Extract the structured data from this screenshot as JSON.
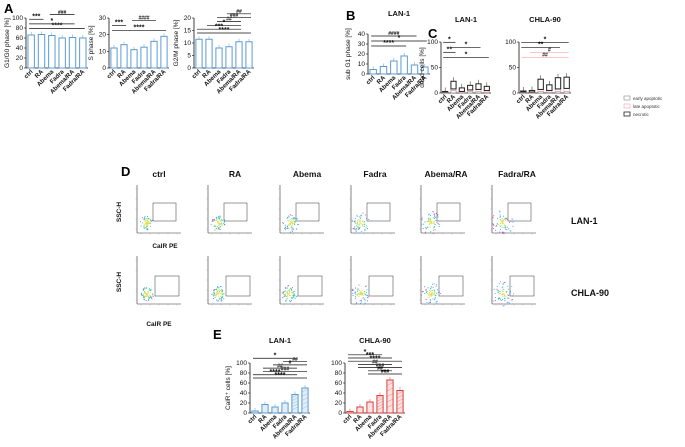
{
  "panels": {
    "A": "A",
    "B": "B",
    "C": "C",
    "D": "D",
    "E": "E"
  },
  "colors": {
    "blue": "#5b9bd5",
    "lightblue": "#bdd7ee",
    "red": "#e23b3b",
    "pink": "#f4a6a6",
    "black": "#222222",
    "grey": "#888888"
  },
  "chart_data": [
    {
      "id": "A1",
      "type": "bar",
      "title": "",
      "ylabel": "G1/G0 phase [%]",
      "ylim": [
        0,
        100
      ],
      "yticks": [
        "0",
        "20",
        "40",
        "60",
        "80",
        "100"
      ],
      "categories": [
        "ctrl",
        "RA",
        "Abema",
        "Fadra",
        "Abema/RA",
        "Fadra/RA"
      ],
      "values": [
        66,
        67,
        65,
        60,
        61,
        60
      ],
      "sig": [
        {
          "label": "****",
          "from": 0,
          "to": 5
        },
        {
          "label": "*",
          "from": 0,
          "to": 4
        },
        {
          "label": "***",
          "from": 0,
          "to": 1
        },
        {
          "label": "###",
          "from": 2,
          "to": 4
        }
      ]
    },
    {
      "id": "A2",
      "type": "bar",
      "title": "",
      "ylabel": "S phase [%]",
      "ylim": [
        0,
        30
      ],
      "yticks": [
        "0",
        "10",
        "20",
        "30"
      ],
      "categories": [
        "ctrl",
        "RA",
        "Abema",
        "Fadra",
        "Abema/RA",
        "Fadra/RA"
      ],
      "values": [
        12,
        14,
        11,
        12.5,
        16,
        19
      ],
      "sig": [
        {
          "label": "****",
          "from": 0,
          "to": 5
        },
        {
          "label": "***",
          "from": 0,
          "to": 1
        },
        {
          "label": "####",
          "from": 2,
          "to": 4
        }
      ]
    },
    {
      "id": "A3",
      "type": "bar",
      "title": "",
      "ylabel": "G2/M phase [%]",
      "ylim": [
        0,
        20
      ],
      "yticks": [
        "0",
        "5",
        "10",
        "15",
        "20"
      ],
      "categories": [
        "ctrl",
        "RA",
        "Abema",
        "Fadra",
        "Abema/RA",
        "Fadra/RA"
      ],
      "values": [
        11.5,
        11.5,
        8,
        8.5,
        10.5,
        10.5
      ],
      "sig": [
        {
          "label": "****",
          "from": 0,
          "to": 5
        },
        {
          "label": "***",
          "from": 0,
          "to": 4
        },
        {
          "label": "*",
          "from": 1,
          "to": 4
        },
        {
          "label": "##",
          "from": 2,
          "to": 4
        },
        {
          "label": "###",
          "from": 2,
          "to": 5
        },
        {
          "label": "##",
          "from": 3,
          "to": 5
        }
      ]
    },
    {
      "id": "B",
      "type": "bar",
      "title": "LAN-1",
      "ylabel": "sub G1 phase [%]",
      "ylim": [
        0,
        40
      ],
      "yticks": [
        "0",
        "10",
        "20",
        "30",
        "40"
      ],
      "categories": [
        "ctrl",
        "RA",
        "Abema",
        "Fadra",
        "Abema/RA",
        "Fadra/RA"
      ],
      "values": [
        4.5,
        7.5,
        13,
        18,
        9,
        7
      ],
      "sig": [
        {
          "label": "****",
          "from": 0,
          "to": 3
        },
        {
          "label": "*",
          "from": 0,
          "to": 5
        },
        {
          "label": "####",
          "from": 0,
          "to": 4
        }
      ]
    },
    {
      "id": "C1",
      "type": "bar",
      "title": "LAN-1",
      "ylabel": "dead cells [%]",
      "ylim": [
        0,
        100
      ],
      "yticks": [
        "0",
        "50",
        "100"
      ],
      "categories": [
        "ctrl",
        "RA",
        "Abema",
        "Fadra",
        "Abema/RA",
        "Fadra/RA"
      ],
      "series": [
        {
          "name": "early apoptotic",
          "values": [
            1,
            5,
            1,
            3,
            3,
            2
          ]
        },
        {
          "name": "late apoptotic",
          "values": [
            1,
            3,
            2,
            3,
            4,
            3
          ]
        },
        {
          "name": "necrotic",
          "values": [
            1,
            15,
            7,
            9,
            11,
            8
          ]
        }
      ],
      "sig": [
        {
          "label": "*",
          "from": 0,
          "to": 5
        },
        {
          "label": "**",
          "from": 0,
          "to": 1
        },
        {
          "label": "*",
          "from": 1,
          "to": 4
        },
        {
          "label": "*",
          "from": 0,
          "to": 1
        }
      ]
    },
    {
      "id": "C2",
      "type": "bar",
      "title": "CHLA-90",
      "ylabel": "",
      "ylim": [
        0,
        100
      ],
      "yticks": [
        "0",
        "50",
        "100"
      ],
      "categories": [
        "ctrl",
        "RA",
        "Abema",
        "Fadra",
        "Abema/RA",
        "Fadra/RA"
      ],
      "series": [
        {
          "name": "early apoptotic",
          "values": [
            1,
            1,
            3,
            2,
            3,
            3
          ]
        },
        {
          "name": "late apoptotic",
          "values": [
            1,
            1,
            4,
            3,
            5,
            6
          ]
        },
        {
          "name": "necrotic",
          "values": [
            2,
            3,
            20,
            11,
            22,
            22
          ]
        }
      ],
      "sig": [
        {
          "label": "##",
          "from": 0,
          "to": 5
        },
        {
          "label": "#",
          "from": 1,
          "to": 5
        },
        {
          "label": "**",
          "from": 0,
          "to": 4
        },
        {
          "label": "*",
          "from": 0,
          "to": 5
        }
      ]
    },
    {
      "id": "E1",
      "type": "bar",
      "title": "LAN-1",
      "ylabel": "CalR⁺ cells [%]",
      "ylim": [
        0,
        100
      ],
      "yticks": [
        "0",
        "20",
        "40",
        "60",
        "80",
        "100"
      ],
      "categories": [
        "ctrl",
        "RA",
        "Abema",
        "Fadra",
        "Abema/RA",
        "Fadra/RA"
      ],
      "values": [
        4,
        17,
        12,
        20,
        37,
        50
      ],
      "sig": [
        {
          "label": "****",
          "from": 0,
          "to": 5
        },
        {
          "label": "****",
          "from": 0,
          "to": 4
        },
        {
          "label": "###",
          "from": 1,
          "to": 5
        },
        {
          "label": "##",
          "from": 1,
          "to": 4
        },
        {
          "label": "#",
          "from": 2,
          "to": 5
        },
        {
          "label": "##",
          "from": 3,
          "to": 5
        },
        {
          "label": "*",
          "from": 0,
          "to": 4
        }
      ]
    },
    {
      "id": "E2",
      "type": "bar",
      "title": "CHLA-90",
      "ylabel": "",
      "ylim": [
        0,
        100
      ],
      "yticks": [
        "0",
        "20",
        "40",
        "60",
        "80",
        "100"
      ],
      "categories": [
        "ctrl",
        "RA",
        "Abema",
        "Fadra",
        "Abema/RA",
        "Fadra/RA"
      ],
      "values": [
        3,
        12,
        22,
        35,
        66,
        45
      ],
      "sig": [
        {
          "label": "###",
          "from": 2,
          "to": 5
        },
        {
          "label": "##",
          "from": 2,
          "to": 4
        },
        {
          "label": "###",
          "from": 1,
          "to": 5
        },
        {
          "label": "##",
          "from": 1,
          "to": 4
        },
        {
          "label": "****",
          "from": 0,
          "to": 5
        },
        {
          "label": "***",
          "from": 0,
          "to": 4
        },
        {
          "label": "*",
          "from": 0,
          "to": 3
        }
      ]
    }
  ],
  "legend_c": [
    "early apoptotic",
    "late apoptotic",
    "necrotic"
  ],
  "facs": {
    "columns": [
      "ctrl",
      "RA",
      "Abema",
      "Fadra",
      "Abema/RA",
      "Fadra/RA"
    ],
    "rows": [
      "LAN-1",
      "CHLA-90"
    ],
    "xlabel": "CalR PE",
    "ylabel": "SSC-H"
  }
}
--------
The answer is a faithful copy of the records above, with the pictures removed.

Extract the structured data from this screenshot as JSON.
{
  "panels": {
    "A": "A",
    "B": "B",
    "C": "C",
    "D": "D",
    "E": "E"
  },
  "colors": {
    "blue": "#5b9bd5",
    "lightblue": "#bdd7ee",
    "red": "#e23b3b",
    "pink": "#f4a6a6",
    "black": "#222222",
    "grey": "#888888"
  },
  "chart_data": [
    {
      "id": "A1",
      "type": "bar",
      "title": "",
      "ylabel": "G1/G0 phase [%]",
      "ylim": [
        0,
        100
      ],
      "yticks": [
        "0",
        "20",
        "40",
        "60",
        "80",
        "100"
      ],
      "categories": [
        "ctrl",
        "RA",
        "Abema",
        "Fadra",
        "Abema/RA",
        "Fadra/RA"
      ],
      "values": [
        66,
        67,
        65,
        60,
        61,
        60
      ],
      "sig": [
        {
          "label": "****",
          "from": 0,
          "to": 5
        },
        {
          "label": "*",
          "from": 0,
          "to": 4
        },
        {
          "label": "***",
          "from": 0,
          "to": 1
        },
        {
          "label": "###",
          "from": 2,
          "to": 4
        }
      ]
    },
    {
      "id": "A2",
      "type": "bar",
      "title": "",
      "ylabel": "S phase [%]",
      "ylim": [
        0,
        30
      ],
      "yticks": [
        "0",
        "10",
        "20",
        "30"
      ],
      "categories": [
        "ctrl",
        "RA",
        "Abema",
        "Fadra",
        "Abema/RA",
        "Fadra/RA"
      ],
      "values": [
        12,
        14,
        11,
        12.5,
        16,
        19
      ],
      "sig": [
        {
          "label": "****",
          "from": 0,
          "to": 5
        },
        {
          "label": "***",
          "from": 0,
          "to": 1
        },
        {
          "label": "####",
          "from": 2,
          "to": 4
        }
      ]
    },
    {
      "id": "A3",
      "type": "bar",
      "title": "",
      "ylabel": "G2/M phase [%]",
      "ylim": [
        0,
        20
      ],
      "yticks": [
        "0",
        "5",
        "10",
        "15",
        "20"
      ],
      "categories": [
        "ctrl",
        "RA",
        "Abema",
        "Fadra",
        "Abema/RA",
        "Fadra/RA"
      ],
      "values": [
        11.5,
        11.5,
        8,
        8.5,
        10.5,
        10.5
      ],
      "sig": [
        {
          "label": "****",
          "from": 0,
          "to": 5
        },
        {
          "label": "***",
          "from": 0,
          "to": 4
        },
        {
          "label": "*",
          "from": 1,
          "to": 4
        },
        {
          "label": "##",
          "from": 2,
          "to": 4
        },
        {
          "label": "###",
          "from": 2,
          "to": 5
        },
        {
          "label": "##",
          "from": 3,
          "to": 5
        }
      ]
    },
    {
      "id": "B",
      "type": "bar",
      "title": "LAN-1",
      "ylabel": "sub G1 phase [%]",
      "ylim": [
        0,
        40
      ],
      "yticks": [
        "0",
        "10",
        "20",
        "30",
        "40"
      ],
      "categories": [
        "ctrl",
        "RA",
        "Abema",
        "Fadra",
        "Abema/RA",
        "Fadra/RA"
      ],
      "values": [
        4.5,
        7.5,
        13,
        18,
        9,
        7
      ],
      "sig": [
        {
          "label": "****",
          "from": 0,
          "to": 3
        },
        {
          "label": "*",
          "from": 0,
          "to": 5
        },
        {
          "label": "####",
          "from": 0,
          "to": 4
        }
      ]
    },
    {
      "id": "C1",
      "type": "bar",
      "title": "LAN-1",
      "ylabel": "dead cells [%]",
      "ylim": [
        0,
        100
      ],
      "yticks": [
        "0",
        "50",
        "100"
      ],
      "categories": [
        "ctrl",
        "RA",
        "Abema",
        "Fadra",
        "Abema/RA",
        "Fadra/RA"
      ],
      "series": [
        {
          "name": "early apoptotic",
          "values": [
            1,
            5,
            1,
            3,
            3,
            2
          ]
        },
        {
          "name": "late apoptotic",
          "values": [
            1,
            3,
            2,
            3,
            4,
            3
          ]
        },
        {
          "name": "necrotic",
          "values": [
            1,
            15,
            7,
            9,
            11,
            8
          ]
        }
      ],
      "sig": [
        {
          "label": "*",
          "from": 0,
          "to": 5
        },
        {
          "label": "**",
          "from": 0,
          "to": 1
        },
        {
          "label": "*",
          "from": 1,
          "to": 4
        },
        {
          "label": "*",
          "from": 0,
          "to": 1
        }
      ]
    },
    {
      "id": "C2",
      "type": "bar",
      "title": "CHLA-90",
      "ylabel": "",
      "ylim": [
        0,
        100
      ],
      "yticks": [
        "0",
        "50",
        "100"
      ],
      "categories": [
        "ctrl",
        "RA",
        "Abema",
        "Fadra",
        "Abema/RA",
        "Fadra/RA"
      ],
      "series": [
        {
          "name": "early apoptotic",
          "values": [
            1,
            1,
            3,
            2,
            3,
            3
          ]
        },
        {
          "name": "late apoptotic",
          "values": [
            1,
            1,
            4,
            3,
            5,
            6
          ]
        },
        {
          "name": "necrotic",
          "values": [
            2,
            3,
            20,
            11,
            22,
            22
          ]
        }
      ],
      "sig": [
        {
          "label": "##",
          "from": 0,
          "to": 5
        },
        {
          "label": "#",
          "from": 1,
          "to": 5
        },
        {
          "label": "**",
          "from": 0,
          "to": 4
        },
        {
          "label": "*",
          "from": 0,
          "to": 5
        }
      ]
    },
    {
      "id": "E1",
      "type": "bar",
      "title": "LAN-1",
      "ylabel": "CalR⁺ cells [%]",
      "ylim": [
        0,
        100
      ],
      "yticks": [
        "0",
        "20",
        "40",
        "60",
        "80",
        "100"
      ],
      "categories": [
        "ctrl",
        "RA",
        "Abema",
        "Fadra",
        "Abema/RA",
        "Fadra/RA"
      ],
      "values": [
        4,
        17,
        12,
        20,
        37,
        50
      ],
      "sig": [
        {
          "label": "****",
          "from": 0,
          "to": 5
        },
        {
          "label": "****",
          "from": 0,
          "to": 4
        },
        {
          "label": "###",
          "from": 1,
          "to": 5
        },
        {
          "label": "##",
          "from": 1,
          "to": 4
        },
        {
          "label": "#",
          "from": 2,
          "to": 5
        },
        {
          "label": "##",
          "from": 3,
          "to": 5
        },
        {
          "label": "*",
          "from": 0,
          "to": 4
        }
      ]
    },
    {
      "id": "E2",
      "type": "bar",
      "title": "CHLA-90",
      "ylabel": "",
      "ylim": [
        0,
        100
      ],
      "yticks": [
        "0",
        "20",
        "40",
        "60",
        "80",
        "100"
      ],
      "categories": [
        "ctrl",
        "RA",
        "Abema",
        "Fadra",
        "Abema/RA",
        "Fadra/RA"
      ],
      "values": [
        3,
        12,
        22,
        35,
        66,
        45
      ],
      "sig": [
        {
          "label": "###",
          "from": 2,
          "to": 5
        },
        {
          "label": "##",
          "from": 2,
          "to": 4
        },
        {
          "label": "###",
          "from": 1,
          "to": 5
        },
        {
          "label": "##",
          "from": 1,
          "to": 4
        },
        {
          "label": "****",
          "from": 0,
          "to": 5
        },
        {
          "label": "***",
          "from": 0,
          "to": 4
        },
        {
          "label": "*",
          "from": 0,
          "to": 3
        }
      ]
    }
  ],
  "legend_c": [
    "early apoptotic",
    "late apoptotic",
    "necrotic"
  ],
  "facs": {
    "columns": [
      "ctrl",
      "RA",
      "Abema",
      "Fadra",
      "Abema/RA",
      "Fadra/RA"
    ],
    "rows": [
      "LAN-1",
      "CHLA-90"
    ],
    "xlabel": "CalR PE",
    "ylabel": "SSC-H"
  }
}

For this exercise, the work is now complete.